**EXCERPTED TEXT:**
+===+
# Low Tech 5gal Planted Tank



## Cryztyle (Feb 28, 2014)

Hi all,
In the past year I've had to move two separate times and during the first move I had to give up my awesome 10gal. I am now in my permanent place but I have down graded to a 5 gal tank (its one of those aquaponic ones) I have put in fluorite as my substrate and I want to know what plants I can get that will do well in the tank as I love the look of a heavily planted tank. Unfortunately I do not have the space for CO2 or any of those fancy things. but my tank have small LED lights and will get indirect sunlight for 8 hours a day. I would love any recommendations. I am looking to put a betta in the tank but I am waiting until the tank is planted and cycled to purchase and introduce one.
Thanks!


----------



## ryry2012 (Mar 31, 2015)

Is the LED light sufficient enough for low light plants? I'm asking because I wouldn't recommend to depend on natural sunlight. It might not be strong enough for plants, or might be too strong so that it can grow a lot of algae... You don't need CO2 unless you have high light. 


These are low light beginner plants
Anubias Nana, Jave Fern, African Water Fern, Cryptocorne.


----------



## Cryztyle (Feb 28, 2014)

Thanks for your response, yea the led light is pretty small there is a larger light up top for the regular plants but I doubt any of that will make it into the tank. I've had anaubias before and I liked it I guess I just wanted to branch out and do something different for this tank hahaha I'll look into some of the other plants you listed


----------



## ThatFishThough (Jan 15, 2016)

ryry2012 said:


> Is the LED light sufficient enough for low light plants? I'm asking because I wouldn't recommend to depend on natural sunlight. It might not be strong enough for plants, or might be too strong so that it can grow a lot of algae... You don't need CO2 unless you have high light.
> 
> 
> These are low light beginner plants
> Anubias Nana, Jave Fern, African Water Fern, Cryptocorne.


Sorry for the off topic question; Is the Asian Water Fern in the PetCo tubes the same thing?


----------



## Cryztyle (Feb 28, 2014)

ryry2012 said:


> Is the LED light sufficient enough for low light plants? I'm asking because I wouldn't recommend to depend on natural sunlight. It might not be strong enough for plants, or might be too strong so that it can grow a lot of algae... You don't need CO2 unless you have high light.
+===+
**SET TASK 1:**
Reproduce the planted-tank thread word for word between "## ThatFishThough (Jan" and "the same thing?", inclusive.
**SET TASK 2:**
Answer these questions from the planted-tank thread:
(a) What substrate did Cryztyle put in the 5 gal tank?
(b) According to ryry2012, when is CO2 needed?
(c) Which store's tubes does ThatFishThough mention?

Source records
+===+
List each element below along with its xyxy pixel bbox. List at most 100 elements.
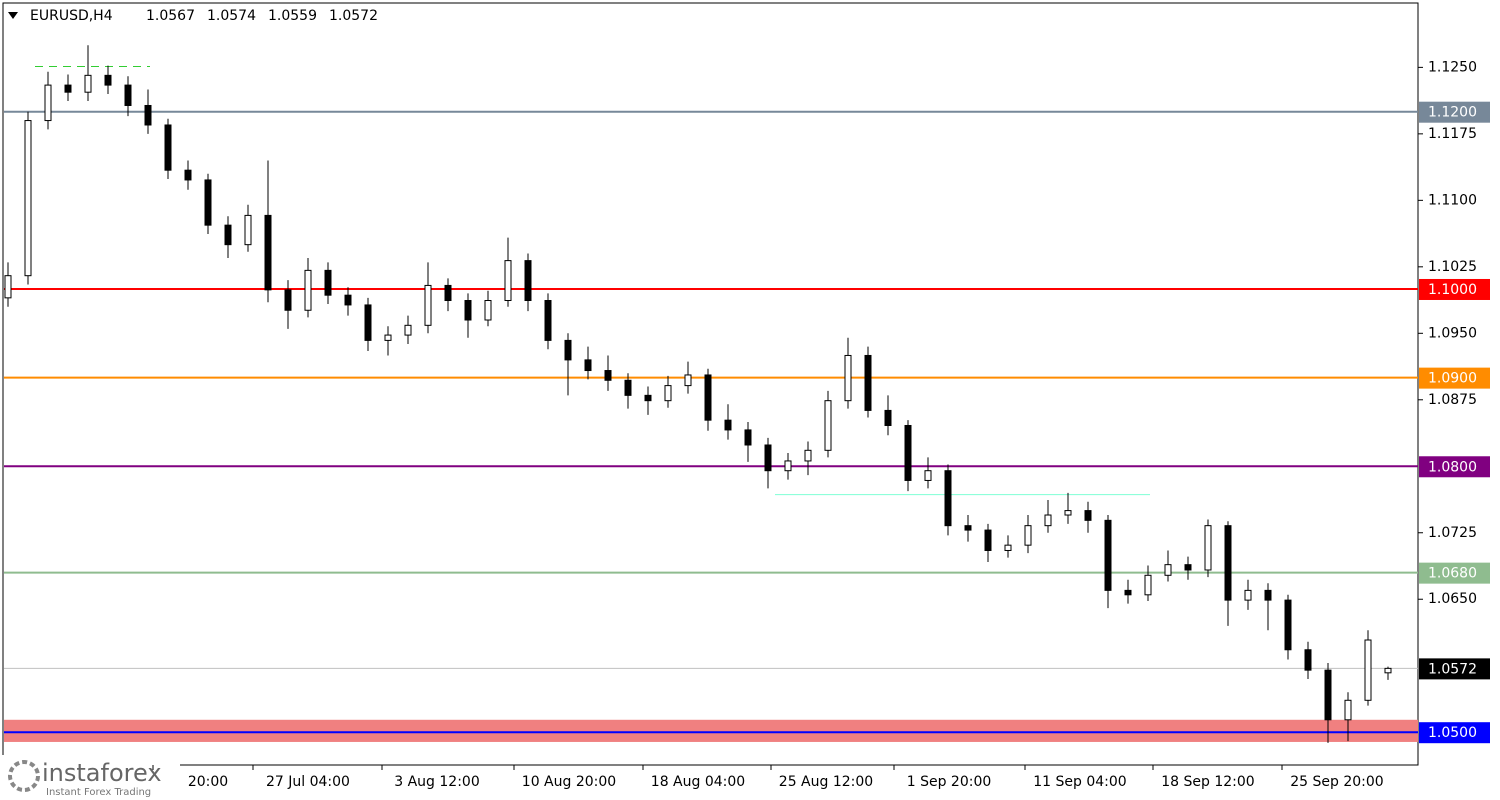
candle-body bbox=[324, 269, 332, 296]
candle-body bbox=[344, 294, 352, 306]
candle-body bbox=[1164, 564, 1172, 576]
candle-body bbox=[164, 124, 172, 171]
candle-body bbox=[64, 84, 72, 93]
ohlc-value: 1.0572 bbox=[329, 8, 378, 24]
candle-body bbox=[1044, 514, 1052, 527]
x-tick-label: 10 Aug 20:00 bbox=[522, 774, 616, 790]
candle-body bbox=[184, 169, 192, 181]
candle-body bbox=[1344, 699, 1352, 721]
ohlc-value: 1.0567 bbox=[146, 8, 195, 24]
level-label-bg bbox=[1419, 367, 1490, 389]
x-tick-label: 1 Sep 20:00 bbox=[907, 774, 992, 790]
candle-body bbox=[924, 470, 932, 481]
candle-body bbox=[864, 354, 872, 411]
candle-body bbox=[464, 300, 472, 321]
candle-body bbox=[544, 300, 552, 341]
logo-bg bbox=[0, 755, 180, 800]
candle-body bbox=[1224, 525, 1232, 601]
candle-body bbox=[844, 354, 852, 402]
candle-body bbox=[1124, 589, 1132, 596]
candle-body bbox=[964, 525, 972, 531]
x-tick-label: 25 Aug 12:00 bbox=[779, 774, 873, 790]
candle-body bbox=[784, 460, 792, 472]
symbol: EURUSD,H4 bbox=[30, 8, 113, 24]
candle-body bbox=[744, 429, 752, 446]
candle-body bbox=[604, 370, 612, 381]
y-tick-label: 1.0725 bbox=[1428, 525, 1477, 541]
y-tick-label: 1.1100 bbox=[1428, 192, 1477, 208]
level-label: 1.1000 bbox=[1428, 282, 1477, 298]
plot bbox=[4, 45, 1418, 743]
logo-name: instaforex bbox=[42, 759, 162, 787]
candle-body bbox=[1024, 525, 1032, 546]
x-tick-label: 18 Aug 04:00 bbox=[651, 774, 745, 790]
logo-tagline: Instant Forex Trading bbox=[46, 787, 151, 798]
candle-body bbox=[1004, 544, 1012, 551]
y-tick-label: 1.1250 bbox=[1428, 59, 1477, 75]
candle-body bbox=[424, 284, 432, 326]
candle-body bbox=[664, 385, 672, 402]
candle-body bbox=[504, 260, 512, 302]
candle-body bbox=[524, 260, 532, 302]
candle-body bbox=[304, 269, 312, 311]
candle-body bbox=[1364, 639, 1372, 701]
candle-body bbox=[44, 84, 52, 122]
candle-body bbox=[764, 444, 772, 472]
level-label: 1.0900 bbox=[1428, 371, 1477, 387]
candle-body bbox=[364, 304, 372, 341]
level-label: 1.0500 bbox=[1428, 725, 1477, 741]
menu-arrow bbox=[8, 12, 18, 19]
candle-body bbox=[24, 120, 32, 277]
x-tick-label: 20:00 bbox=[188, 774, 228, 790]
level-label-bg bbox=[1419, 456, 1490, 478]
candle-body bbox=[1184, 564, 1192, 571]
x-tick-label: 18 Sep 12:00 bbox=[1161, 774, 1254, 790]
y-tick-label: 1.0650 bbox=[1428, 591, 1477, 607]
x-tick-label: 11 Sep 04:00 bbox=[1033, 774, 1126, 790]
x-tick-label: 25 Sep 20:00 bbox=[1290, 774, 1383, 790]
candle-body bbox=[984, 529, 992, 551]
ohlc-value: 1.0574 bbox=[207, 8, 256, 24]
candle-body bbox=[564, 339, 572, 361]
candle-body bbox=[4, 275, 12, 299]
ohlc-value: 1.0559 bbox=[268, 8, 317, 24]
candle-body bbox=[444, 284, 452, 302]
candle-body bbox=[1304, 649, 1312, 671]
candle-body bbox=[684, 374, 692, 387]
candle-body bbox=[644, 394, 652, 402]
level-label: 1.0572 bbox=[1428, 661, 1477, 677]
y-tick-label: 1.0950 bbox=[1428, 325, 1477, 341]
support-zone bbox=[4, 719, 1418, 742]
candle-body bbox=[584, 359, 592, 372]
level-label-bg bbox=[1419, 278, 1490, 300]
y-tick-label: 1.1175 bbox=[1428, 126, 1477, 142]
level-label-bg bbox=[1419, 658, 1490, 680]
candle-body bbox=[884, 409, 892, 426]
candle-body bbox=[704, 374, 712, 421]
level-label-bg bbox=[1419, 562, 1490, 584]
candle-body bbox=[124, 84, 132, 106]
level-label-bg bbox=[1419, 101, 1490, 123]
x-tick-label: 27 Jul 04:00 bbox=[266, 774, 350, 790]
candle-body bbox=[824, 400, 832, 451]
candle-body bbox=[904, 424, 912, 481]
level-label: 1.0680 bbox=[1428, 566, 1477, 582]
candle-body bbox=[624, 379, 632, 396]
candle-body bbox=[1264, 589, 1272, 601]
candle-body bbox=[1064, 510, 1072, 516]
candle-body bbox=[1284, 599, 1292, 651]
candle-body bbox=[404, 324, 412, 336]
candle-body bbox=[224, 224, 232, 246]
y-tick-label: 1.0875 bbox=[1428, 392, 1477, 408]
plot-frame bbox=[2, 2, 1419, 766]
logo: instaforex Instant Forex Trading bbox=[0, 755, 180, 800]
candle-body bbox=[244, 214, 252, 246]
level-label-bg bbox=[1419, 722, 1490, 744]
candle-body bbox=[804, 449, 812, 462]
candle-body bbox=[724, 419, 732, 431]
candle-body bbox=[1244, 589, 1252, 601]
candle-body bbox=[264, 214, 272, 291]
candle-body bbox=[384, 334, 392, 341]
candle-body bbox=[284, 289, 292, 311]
+===+
**REPLY 1:**
## ThatFishThough (Jan 15, 2016)

ryry2012 said:


> Is the LED light sufficient enough for low light plants? I'm asking because I wouldn't recommend to depend on natural sunlight. It might not be strong enough for plants, or might be too strong so that it can grow a lot of algae... You don't need CO2 unless you have high light.
> 
> 
> These are low light beginner plants
> Anubias Nana, Jave Fern, African Water Fern, Cryptocorne.


Sorry for the off topic question; Is the Asian Water Fern in the PetCo tubes the same thing?

**REPLY 2:**
(a) Fluorite.
(b) Only with high light.
(c) PetCo.